[Stored entries]
################

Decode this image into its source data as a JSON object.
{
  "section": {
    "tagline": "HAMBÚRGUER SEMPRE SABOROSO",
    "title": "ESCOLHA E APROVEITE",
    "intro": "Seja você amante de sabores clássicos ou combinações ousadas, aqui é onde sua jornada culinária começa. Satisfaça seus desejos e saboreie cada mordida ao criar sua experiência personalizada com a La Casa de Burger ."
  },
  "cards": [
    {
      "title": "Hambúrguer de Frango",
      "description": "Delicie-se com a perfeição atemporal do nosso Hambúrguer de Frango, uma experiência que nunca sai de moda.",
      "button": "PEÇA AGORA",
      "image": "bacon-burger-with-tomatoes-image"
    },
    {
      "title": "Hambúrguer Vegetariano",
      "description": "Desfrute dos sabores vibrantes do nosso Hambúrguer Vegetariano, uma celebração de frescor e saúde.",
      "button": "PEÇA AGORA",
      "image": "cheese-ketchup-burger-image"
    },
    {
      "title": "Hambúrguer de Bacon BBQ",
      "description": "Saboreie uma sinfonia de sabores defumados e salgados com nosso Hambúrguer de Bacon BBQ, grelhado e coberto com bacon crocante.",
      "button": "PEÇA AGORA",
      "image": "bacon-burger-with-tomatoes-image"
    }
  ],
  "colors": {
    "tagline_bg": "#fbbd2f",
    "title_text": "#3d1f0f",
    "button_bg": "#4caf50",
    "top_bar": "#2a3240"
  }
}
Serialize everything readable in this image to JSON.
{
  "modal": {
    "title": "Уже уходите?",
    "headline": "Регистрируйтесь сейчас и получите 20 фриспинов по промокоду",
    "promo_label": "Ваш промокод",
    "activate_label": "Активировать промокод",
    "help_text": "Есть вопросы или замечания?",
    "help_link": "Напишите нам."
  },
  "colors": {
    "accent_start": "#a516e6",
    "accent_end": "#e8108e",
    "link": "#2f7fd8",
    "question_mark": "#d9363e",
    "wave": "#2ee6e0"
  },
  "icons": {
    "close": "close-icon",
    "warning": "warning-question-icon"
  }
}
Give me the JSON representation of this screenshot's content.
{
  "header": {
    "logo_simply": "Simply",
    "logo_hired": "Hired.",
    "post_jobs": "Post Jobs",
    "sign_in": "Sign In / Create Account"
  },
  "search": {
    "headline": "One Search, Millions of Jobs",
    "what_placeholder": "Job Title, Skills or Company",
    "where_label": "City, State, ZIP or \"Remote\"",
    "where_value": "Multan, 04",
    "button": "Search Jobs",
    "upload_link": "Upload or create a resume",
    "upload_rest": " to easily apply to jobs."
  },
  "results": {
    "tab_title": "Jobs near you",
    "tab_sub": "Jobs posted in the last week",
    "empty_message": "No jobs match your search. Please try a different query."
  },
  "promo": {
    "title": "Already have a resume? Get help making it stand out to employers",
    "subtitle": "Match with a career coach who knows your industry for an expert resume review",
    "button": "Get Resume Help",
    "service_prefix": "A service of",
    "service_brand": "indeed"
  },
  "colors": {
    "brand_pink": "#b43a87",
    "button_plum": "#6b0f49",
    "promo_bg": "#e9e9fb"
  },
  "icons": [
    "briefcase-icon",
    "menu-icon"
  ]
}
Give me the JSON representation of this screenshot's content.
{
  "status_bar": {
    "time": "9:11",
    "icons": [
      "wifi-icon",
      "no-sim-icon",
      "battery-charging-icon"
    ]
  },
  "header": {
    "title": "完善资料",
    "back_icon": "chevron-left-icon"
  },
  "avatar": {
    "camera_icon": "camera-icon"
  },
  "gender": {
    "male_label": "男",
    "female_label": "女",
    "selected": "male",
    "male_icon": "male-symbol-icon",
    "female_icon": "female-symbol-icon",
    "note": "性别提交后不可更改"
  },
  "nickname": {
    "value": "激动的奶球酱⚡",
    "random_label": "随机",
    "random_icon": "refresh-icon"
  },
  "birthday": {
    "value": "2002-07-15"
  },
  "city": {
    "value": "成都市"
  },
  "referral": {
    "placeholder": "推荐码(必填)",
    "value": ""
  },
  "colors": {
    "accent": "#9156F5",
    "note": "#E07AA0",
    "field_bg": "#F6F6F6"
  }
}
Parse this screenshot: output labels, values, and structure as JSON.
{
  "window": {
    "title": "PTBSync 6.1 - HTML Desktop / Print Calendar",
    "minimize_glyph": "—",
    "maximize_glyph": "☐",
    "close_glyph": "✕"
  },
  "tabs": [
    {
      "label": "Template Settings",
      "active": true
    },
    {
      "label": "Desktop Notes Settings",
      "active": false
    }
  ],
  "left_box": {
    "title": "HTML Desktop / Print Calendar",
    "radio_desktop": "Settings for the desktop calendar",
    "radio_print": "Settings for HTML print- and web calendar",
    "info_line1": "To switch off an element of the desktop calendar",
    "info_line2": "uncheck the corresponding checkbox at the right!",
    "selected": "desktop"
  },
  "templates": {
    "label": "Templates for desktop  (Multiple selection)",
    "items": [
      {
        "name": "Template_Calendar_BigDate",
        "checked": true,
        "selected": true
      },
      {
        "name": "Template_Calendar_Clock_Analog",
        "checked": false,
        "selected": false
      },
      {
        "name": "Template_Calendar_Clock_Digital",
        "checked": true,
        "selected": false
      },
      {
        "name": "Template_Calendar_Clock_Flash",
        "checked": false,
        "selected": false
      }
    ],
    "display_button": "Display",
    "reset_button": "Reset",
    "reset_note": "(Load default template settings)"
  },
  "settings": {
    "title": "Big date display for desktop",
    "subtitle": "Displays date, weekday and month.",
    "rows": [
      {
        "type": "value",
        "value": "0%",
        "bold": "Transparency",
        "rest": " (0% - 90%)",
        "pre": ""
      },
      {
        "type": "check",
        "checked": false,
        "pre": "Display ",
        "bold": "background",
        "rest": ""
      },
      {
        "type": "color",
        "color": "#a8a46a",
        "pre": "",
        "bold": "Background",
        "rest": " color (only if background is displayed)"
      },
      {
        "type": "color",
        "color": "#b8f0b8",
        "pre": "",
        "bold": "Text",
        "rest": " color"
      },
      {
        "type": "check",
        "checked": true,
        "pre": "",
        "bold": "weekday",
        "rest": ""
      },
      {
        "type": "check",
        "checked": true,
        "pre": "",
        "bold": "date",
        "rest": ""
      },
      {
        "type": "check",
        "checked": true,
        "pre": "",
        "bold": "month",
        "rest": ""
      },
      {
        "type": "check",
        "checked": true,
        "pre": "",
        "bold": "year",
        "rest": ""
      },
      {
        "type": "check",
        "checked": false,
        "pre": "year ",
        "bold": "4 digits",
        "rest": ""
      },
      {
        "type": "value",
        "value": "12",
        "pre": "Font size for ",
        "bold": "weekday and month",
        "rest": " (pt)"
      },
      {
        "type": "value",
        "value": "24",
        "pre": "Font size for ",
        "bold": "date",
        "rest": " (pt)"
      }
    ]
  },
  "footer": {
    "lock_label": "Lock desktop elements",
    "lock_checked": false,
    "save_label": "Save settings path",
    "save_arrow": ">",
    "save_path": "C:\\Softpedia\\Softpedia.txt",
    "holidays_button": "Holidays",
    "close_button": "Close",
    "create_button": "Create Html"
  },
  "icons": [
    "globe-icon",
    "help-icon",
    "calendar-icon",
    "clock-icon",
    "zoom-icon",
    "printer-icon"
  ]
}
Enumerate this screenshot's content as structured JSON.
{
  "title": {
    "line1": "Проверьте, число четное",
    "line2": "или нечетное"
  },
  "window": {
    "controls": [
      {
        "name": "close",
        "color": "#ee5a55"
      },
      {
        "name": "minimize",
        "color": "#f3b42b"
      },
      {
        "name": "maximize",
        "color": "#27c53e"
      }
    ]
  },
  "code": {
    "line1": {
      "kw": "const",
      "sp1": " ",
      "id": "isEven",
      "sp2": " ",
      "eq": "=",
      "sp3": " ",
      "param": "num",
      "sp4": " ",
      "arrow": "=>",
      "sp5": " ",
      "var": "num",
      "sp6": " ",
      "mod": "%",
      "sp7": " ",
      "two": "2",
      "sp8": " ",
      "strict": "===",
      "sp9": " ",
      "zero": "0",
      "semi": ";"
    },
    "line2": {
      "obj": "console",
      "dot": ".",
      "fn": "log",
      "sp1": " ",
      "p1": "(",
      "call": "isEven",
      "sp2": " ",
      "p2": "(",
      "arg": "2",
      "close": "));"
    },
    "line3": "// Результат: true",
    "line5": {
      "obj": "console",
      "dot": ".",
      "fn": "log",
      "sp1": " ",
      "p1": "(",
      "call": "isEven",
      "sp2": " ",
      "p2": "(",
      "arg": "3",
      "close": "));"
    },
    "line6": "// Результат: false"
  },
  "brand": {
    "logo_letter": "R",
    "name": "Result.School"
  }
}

################

Exercise requirements :: Where a line in the entries holds "sabores", copy that line.

Solution below ::
    "intro": "Seja você amante de sabores clássicos ou combinações ousadas, aqui é onde sua jornada culinária começa. Satisfaça seus desejos e saboreie cada mordida ao criar sua experiência personalizada com a La Casa de Burger ."
      "description": "Desfrute dos sabores vibrantes do nosso Hambúrguer Vegetariano, uma celebração de frescor e saúde.",
      "description": "Saboreie uma sinfonia de sabores defumados e salgados com nosso Hambúrguer de Bacon BBQ, grelhado e coberto com bacon crocante.",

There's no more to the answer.